Exercise details — Reproduce this listing in full.

---*---

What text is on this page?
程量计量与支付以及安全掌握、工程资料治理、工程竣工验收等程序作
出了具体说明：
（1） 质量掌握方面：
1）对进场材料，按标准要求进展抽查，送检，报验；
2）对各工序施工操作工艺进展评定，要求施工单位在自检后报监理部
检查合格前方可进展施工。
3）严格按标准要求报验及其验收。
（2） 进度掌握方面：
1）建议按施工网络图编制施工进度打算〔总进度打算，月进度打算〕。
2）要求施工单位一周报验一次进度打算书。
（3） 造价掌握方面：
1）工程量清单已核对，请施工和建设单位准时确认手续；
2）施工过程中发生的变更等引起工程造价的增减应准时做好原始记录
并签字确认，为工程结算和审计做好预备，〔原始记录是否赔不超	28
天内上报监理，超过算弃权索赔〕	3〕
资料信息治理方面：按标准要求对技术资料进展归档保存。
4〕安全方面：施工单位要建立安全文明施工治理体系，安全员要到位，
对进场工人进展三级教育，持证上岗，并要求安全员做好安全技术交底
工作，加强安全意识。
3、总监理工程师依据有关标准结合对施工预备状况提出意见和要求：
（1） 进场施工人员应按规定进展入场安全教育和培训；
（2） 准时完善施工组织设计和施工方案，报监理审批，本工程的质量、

---*---

Answer for the task —
What text is on this page?
程量计量与支付以及安全掌握、工程资料治理、工程竣工验收等程序作
出了具体说明：
（1） 质量掌握方面：
1）对进场材料，按标准要求进展抽查，送检，报验；
2）对各工序施工操作工艺进展评定，要求施工单位在自检后报监理部
检查合格前方可进展施工。
3）严格按标准要求报验及其验收。
（2） 进度掌握方面：
1）建议按施工网络图编制施工进度打算〔总进度打算，月进度打算〕。
2）要求施工单位一周报验一次进度打算书。
（3） 造价掌握方面：
1）工程量清单已核对，请施工和建设单位准时确认手续；
2）施工过程中发生的变更等引起工程造价的增减应准时做好原始记录
并签字确认，为工程结算和审计做好预备，〔原始记录是否赔不超	28
天内上报监理，超过算弃权索赔〕	3〕
资料信息治理方面：按标准要求对技术资料进展归档保存。
4〕安全方面：施工单位要建立安全文明施工治理体系，安全员要到位，
对进场工人进展三级教育，持证上岗，并要求安全员做好安全技术交底
工作，加强安全意识。
3、总监理工程师依据有关标准结合对施工预备状况提出意见和要求：
（1） 进场施工人员应按规定进展入场安全教育和培训；
（2） 准时完善施工组织设计和施工方案，报监理审批，本工程的质量、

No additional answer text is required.